>> START Rows
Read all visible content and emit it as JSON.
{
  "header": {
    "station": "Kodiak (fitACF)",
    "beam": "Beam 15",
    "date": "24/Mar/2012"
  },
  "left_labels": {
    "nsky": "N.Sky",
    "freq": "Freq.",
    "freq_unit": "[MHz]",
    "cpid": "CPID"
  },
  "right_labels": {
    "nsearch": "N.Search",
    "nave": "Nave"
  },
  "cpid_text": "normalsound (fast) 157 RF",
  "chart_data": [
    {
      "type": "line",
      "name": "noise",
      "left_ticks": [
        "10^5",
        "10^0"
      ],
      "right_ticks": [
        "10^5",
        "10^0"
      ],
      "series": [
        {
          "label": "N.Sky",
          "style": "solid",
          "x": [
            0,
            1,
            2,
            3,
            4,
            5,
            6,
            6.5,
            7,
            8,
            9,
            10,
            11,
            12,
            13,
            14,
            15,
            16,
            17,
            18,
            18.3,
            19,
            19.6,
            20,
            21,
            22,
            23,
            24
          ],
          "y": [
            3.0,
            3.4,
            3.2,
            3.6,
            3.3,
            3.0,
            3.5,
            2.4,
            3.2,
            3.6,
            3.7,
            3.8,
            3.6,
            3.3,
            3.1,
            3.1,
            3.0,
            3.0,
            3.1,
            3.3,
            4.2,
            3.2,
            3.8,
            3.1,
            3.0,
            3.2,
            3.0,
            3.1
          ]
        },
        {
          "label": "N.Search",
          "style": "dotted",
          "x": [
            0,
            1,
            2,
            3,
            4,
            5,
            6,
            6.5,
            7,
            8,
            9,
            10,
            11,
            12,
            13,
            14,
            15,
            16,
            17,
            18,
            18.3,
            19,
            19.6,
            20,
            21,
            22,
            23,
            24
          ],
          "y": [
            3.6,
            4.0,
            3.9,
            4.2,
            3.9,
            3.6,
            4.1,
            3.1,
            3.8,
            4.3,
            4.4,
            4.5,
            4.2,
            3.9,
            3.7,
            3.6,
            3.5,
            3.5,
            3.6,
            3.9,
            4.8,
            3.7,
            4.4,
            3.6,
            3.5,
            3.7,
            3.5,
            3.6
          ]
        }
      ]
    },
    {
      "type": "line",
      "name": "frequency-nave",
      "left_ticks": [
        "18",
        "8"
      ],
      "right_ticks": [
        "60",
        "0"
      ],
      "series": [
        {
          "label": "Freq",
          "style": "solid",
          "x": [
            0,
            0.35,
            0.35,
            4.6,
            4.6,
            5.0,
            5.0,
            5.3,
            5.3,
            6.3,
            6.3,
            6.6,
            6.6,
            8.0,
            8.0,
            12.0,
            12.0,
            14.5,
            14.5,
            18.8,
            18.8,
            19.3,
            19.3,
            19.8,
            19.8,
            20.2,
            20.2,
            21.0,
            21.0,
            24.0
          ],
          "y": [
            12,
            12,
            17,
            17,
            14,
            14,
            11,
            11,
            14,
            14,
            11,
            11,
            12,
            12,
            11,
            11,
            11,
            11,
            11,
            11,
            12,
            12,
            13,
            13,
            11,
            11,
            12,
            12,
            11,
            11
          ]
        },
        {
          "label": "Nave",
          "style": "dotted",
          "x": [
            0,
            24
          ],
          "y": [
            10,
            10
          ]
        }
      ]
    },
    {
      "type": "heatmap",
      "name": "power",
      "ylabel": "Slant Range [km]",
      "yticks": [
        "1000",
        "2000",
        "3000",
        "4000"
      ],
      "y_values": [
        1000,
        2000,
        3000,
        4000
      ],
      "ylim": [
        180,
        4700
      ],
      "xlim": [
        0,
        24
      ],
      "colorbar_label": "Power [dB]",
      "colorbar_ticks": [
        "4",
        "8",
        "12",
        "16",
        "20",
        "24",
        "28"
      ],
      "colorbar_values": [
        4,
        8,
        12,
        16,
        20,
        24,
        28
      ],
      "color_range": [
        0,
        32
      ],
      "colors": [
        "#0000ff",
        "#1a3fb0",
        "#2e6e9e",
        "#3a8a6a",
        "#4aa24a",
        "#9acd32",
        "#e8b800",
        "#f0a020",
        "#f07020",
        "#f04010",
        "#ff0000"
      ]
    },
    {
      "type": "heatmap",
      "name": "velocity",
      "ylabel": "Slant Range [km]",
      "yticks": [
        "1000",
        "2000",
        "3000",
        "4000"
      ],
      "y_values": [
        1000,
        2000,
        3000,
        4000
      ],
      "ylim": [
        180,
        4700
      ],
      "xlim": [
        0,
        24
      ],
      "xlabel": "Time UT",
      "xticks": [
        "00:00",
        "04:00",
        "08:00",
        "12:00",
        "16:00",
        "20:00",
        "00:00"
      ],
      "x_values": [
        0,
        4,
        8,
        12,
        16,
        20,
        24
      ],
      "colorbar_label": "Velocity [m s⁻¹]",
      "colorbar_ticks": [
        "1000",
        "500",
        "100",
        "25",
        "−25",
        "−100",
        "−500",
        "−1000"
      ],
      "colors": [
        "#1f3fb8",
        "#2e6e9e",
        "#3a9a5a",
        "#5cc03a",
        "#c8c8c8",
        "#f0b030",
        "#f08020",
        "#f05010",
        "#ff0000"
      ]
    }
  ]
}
>> END Rows
>> START Rows
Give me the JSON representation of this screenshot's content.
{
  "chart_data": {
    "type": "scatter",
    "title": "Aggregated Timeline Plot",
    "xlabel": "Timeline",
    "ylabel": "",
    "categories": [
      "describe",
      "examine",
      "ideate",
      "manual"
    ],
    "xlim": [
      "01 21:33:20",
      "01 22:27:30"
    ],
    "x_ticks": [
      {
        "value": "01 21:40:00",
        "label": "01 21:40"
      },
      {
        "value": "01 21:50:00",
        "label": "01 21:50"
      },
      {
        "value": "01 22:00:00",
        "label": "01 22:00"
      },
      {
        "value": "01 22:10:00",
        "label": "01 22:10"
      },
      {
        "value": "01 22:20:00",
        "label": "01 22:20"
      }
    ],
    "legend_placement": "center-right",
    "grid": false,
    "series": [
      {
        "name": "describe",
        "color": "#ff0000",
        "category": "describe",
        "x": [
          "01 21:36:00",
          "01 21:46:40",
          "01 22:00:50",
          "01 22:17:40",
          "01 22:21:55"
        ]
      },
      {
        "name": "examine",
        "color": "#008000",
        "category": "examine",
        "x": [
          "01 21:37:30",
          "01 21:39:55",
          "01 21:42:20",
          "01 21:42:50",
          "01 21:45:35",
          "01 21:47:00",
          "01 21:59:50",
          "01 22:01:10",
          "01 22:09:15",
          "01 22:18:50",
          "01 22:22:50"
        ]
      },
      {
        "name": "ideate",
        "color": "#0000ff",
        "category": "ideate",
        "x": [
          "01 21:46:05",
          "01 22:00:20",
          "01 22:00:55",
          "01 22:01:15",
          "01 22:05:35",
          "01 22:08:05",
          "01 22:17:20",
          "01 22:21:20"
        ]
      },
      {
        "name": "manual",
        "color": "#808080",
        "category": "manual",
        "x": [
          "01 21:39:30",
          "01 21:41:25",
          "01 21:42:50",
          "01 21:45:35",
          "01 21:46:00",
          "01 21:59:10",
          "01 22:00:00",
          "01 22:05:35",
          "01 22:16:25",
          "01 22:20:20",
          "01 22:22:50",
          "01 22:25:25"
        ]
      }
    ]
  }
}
>> END Rows
>> START Rows
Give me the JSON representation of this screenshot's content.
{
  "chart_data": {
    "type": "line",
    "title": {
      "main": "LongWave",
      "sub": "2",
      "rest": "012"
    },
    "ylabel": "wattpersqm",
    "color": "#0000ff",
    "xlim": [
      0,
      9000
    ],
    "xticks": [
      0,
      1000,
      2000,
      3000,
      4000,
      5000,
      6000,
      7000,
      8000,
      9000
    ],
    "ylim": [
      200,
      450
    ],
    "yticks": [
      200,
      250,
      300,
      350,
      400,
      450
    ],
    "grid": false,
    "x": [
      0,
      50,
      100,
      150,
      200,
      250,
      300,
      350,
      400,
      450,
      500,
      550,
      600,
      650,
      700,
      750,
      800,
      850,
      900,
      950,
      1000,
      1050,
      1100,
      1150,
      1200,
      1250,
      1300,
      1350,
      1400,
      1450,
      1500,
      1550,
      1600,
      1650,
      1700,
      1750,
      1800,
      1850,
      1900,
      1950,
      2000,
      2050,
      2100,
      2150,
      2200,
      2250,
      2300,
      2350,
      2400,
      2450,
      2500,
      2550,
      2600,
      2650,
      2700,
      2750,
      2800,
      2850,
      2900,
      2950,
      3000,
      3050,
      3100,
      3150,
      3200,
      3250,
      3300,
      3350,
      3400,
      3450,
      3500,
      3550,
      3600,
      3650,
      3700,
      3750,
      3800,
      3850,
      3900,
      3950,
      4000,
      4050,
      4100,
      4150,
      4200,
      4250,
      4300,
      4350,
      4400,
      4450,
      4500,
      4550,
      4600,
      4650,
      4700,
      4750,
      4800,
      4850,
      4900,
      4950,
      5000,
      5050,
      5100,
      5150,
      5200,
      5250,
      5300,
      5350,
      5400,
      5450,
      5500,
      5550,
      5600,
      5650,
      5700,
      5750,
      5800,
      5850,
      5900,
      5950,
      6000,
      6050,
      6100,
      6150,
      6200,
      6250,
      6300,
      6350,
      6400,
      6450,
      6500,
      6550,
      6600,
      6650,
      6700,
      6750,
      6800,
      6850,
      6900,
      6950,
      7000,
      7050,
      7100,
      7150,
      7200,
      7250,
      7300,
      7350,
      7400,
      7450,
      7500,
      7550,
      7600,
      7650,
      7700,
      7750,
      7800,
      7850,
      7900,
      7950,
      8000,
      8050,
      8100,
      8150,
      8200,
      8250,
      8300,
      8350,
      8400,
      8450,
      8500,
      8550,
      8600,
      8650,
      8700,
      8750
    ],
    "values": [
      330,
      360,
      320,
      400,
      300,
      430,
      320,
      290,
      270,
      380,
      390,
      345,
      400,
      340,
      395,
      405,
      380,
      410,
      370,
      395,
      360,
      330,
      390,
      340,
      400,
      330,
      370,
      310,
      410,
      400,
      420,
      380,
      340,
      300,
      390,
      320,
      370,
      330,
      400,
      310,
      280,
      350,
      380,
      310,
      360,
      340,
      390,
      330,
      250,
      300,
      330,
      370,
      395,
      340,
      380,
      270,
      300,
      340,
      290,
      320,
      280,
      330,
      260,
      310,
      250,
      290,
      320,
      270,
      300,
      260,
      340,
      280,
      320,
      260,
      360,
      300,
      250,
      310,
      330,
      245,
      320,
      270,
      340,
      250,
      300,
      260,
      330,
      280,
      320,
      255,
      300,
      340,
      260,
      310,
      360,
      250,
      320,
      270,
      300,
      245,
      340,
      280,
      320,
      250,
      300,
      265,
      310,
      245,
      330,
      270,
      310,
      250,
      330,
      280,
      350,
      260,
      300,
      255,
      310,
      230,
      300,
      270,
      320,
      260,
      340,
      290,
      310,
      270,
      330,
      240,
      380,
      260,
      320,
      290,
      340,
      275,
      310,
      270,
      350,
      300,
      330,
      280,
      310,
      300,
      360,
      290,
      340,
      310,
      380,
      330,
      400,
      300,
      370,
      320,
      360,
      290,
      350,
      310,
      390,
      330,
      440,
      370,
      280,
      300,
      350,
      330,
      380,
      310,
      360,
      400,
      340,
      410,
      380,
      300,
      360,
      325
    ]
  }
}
>> END Rows
*Task statement*
Only lines that contain the word "manual" are wanted; copy each of them.

*Problem solution*
      "manual"
        "name": "manual",
        "category": "manual",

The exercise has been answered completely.